■ Artigo

É como se, em pleno 2025, o Judiciário mantivesse o mesmo discurso - "justo, equilibrado, razoável" -, mas ignorasse que a régua há muito deixou de medir com exatidão.

Essa jurisprudência congelada cria um paradoxo: de um lado, afirma-se que a indenização cumpre função compensatória e pedagógica. De outro, esvazia-se seu conteúdo prático a cada ano, ignorando o valor real do dinheiro, uma omissão diante da mudança do mundo.

O que este levantamento revela é mais do que uma curiosidade estatística. Ele denuncia um descompasso entre a prática jurisdicional e a realidade econômica. O valor de R$ 10 mil se tornou, ao longo dos anos, uma cifra mágica: suficientemente elevada para evitar críticas por suposta banalização do dano moral, mas suficientemente confortável para ser aplicada sem grande esforço argumentativo. Ocorre que o tempo não para - e a jurisprudência não deveria parar com ele.

Já passou da hora de se discutir, com a seriedade que o tema exige, mecanismos de atualização e calibragem do dano moral fixado judicialmente. O mundo ideal talvez comportasse a vinculação, ainda que meramente referencial, das indenizações por dano moral ao salário mínimo vigente. Trata-se de um critério que, ao menos em tese, evolui conforme a maturidade do sistema monetário, acompanhando minimamente o custo de vida da população.

Contudo, a Constituição Federal, em seu art. 7º, IV, proíbe expressamente a vinculação do salário mínimo para qualquer fim, salvo quando utilizado como base de cálculo para o próprio salário mínimo ou em prestações de natureza trabalhista. A jurisprudência do STF já consolidou que não se pode vincular benefícios, tarifas ou obrigações a múltiplos do salário mínimo, sob pena de violação dessa regra.

■ Dados extraídos
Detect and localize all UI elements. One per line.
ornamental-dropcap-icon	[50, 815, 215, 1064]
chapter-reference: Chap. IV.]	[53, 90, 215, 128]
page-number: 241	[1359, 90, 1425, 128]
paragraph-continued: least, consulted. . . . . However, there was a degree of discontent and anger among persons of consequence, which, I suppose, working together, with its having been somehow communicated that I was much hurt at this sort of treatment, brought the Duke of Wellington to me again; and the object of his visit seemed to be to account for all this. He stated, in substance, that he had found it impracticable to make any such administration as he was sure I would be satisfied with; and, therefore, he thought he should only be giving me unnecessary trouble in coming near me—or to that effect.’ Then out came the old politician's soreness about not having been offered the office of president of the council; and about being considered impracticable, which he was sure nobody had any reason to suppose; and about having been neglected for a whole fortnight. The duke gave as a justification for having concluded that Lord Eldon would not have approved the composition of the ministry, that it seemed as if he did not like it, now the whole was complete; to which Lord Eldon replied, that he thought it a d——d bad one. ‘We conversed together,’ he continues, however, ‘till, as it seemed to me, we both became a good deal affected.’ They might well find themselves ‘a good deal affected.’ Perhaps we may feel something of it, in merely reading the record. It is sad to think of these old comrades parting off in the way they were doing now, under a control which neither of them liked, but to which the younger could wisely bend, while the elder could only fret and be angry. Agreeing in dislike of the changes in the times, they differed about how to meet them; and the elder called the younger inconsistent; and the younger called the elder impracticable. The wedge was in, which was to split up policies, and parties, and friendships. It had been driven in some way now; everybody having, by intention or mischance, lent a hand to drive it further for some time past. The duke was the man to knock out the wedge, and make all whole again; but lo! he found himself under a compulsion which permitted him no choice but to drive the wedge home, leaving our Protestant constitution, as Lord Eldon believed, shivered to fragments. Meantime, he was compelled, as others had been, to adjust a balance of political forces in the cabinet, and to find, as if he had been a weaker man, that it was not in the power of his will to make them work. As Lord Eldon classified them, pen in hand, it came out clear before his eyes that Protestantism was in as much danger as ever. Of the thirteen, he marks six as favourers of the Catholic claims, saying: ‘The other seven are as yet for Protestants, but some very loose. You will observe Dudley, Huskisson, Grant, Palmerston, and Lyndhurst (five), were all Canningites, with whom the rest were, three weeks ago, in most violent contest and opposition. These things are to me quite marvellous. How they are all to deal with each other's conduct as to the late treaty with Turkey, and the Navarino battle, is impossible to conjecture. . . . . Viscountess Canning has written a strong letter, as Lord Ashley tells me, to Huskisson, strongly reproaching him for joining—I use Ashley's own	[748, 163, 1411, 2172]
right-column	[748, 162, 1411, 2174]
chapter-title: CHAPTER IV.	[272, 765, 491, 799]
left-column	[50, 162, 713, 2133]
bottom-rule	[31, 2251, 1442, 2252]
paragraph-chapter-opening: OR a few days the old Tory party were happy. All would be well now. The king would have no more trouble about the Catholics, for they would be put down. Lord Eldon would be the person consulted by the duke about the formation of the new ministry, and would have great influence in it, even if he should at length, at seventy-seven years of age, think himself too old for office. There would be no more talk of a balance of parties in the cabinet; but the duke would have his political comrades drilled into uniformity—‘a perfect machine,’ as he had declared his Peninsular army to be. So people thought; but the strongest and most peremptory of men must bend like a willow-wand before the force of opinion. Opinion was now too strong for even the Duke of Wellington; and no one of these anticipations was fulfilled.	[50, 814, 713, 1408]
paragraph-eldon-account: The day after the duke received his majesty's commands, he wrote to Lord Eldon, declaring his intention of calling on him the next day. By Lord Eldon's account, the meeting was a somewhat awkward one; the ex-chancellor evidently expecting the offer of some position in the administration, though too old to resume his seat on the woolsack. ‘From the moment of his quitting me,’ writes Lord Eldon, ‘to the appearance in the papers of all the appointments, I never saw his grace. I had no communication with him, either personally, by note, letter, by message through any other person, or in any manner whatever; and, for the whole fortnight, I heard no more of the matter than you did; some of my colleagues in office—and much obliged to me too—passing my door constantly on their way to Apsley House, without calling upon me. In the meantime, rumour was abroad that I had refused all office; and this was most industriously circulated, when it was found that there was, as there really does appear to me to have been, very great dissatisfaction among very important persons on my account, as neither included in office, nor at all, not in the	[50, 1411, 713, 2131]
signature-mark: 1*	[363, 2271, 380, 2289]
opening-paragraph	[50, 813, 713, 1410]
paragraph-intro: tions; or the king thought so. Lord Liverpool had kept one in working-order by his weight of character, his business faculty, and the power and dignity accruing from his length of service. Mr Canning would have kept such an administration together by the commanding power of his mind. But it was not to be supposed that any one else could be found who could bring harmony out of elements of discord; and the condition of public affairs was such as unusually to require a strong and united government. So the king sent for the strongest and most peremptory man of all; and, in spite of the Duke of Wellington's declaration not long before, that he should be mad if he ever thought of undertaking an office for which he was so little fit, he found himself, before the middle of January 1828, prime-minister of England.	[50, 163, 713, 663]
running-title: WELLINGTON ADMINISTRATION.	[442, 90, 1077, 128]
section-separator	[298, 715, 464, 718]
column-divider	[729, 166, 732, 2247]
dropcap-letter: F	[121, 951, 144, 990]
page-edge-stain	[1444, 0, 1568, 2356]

■ Instrução
Segundo o artigo, qual dispositivo da Constituição Federal proíbe vincular o salário mínimo para qualquer fim? Não é preciso usar as linhas.

■ Resposta
O art. 7º, IV.